- [Short problem]
Copy each line in the data that includes the word "vicdan".

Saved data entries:
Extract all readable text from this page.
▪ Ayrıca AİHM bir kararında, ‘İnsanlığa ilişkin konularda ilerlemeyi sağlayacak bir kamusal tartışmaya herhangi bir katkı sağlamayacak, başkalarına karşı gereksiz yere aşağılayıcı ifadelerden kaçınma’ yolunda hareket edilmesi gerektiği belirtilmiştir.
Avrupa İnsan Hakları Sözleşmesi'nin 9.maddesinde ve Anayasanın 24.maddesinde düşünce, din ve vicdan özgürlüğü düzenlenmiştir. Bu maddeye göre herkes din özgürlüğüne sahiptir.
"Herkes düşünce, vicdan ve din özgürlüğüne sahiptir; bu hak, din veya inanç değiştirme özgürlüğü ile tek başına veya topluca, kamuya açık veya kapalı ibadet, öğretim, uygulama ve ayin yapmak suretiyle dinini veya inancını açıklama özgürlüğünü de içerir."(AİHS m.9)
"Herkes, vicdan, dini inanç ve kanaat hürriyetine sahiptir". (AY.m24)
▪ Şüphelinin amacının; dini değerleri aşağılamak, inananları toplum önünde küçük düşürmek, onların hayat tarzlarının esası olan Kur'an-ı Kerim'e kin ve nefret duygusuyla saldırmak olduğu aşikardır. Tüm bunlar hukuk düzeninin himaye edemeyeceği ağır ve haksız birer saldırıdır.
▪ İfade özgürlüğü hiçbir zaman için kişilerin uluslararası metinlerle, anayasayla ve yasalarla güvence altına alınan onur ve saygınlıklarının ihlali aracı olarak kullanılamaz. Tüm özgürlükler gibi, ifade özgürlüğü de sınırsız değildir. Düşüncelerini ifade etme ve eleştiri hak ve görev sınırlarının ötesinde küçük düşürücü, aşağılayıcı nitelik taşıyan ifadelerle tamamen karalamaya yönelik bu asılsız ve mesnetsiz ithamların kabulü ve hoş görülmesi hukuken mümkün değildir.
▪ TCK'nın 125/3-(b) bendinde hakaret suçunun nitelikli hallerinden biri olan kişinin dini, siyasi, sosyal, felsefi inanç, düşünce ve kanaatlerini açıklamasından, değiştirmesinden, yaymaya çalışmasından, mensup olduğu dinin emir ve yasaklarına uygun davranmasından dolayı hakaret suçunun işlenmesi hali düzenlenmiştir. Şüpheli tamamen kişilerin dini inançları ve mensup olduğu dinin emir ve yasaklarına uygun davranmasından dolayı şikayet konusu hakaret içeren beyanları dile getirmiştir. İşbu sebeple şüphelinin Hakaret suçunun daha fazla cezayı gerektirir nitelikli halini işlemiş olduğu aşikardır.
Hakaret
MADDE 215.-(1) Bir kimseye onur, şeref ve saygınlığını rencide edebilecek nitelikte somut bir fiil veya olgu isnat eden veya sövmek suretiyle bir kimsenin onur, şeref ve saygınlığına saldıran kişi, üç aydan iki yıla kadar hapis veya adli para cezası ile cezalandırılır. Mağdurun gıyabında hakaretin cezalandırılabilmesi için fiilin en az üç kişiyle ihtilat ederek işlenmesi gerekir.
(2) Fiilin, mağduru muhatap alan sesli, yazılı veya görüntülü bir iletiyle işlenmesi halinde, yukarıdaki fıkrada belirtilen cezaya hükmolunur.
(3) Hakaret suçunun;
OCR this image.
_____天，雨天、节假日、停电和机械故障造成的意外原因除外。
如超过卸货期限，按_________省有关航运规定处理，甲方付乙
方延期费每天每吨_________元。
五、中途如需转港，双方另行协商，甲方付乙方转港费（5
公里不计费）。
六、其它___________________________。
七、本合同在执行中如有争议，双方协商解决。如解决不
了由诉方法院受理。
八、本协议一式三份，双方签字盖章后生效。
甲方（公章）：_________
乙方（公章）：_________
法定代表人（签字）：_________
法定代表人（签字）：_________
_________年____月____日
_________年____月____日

- [Problem solution]
Avrupa İnsan Hakları Sözleşmesi'nin 9.maddesinde ve Anayasanın 24.maddesinde düşünce, din ve vicdan özgürlüğü düzenlenmiştir. Bu maddeye göre herkes din özgürlüğüne sahiptir.
"Herkes düşünce, vicdan ve din özgürlüğüne sahiptir; bu hak, din veya inanç değiştirme özgürlüğü ile tek başına veya topluca, kamuya açık veya kapalı ibadet, öğretim, uygulama ve ayin yapmak suretiyle dinini veya inancını açıklama özgürlüğünü de içerir."(AİHS m.9)
"Herkes, vicdan, dini inanç ve kanaat hürriyetine sahiptir". (AY.m24)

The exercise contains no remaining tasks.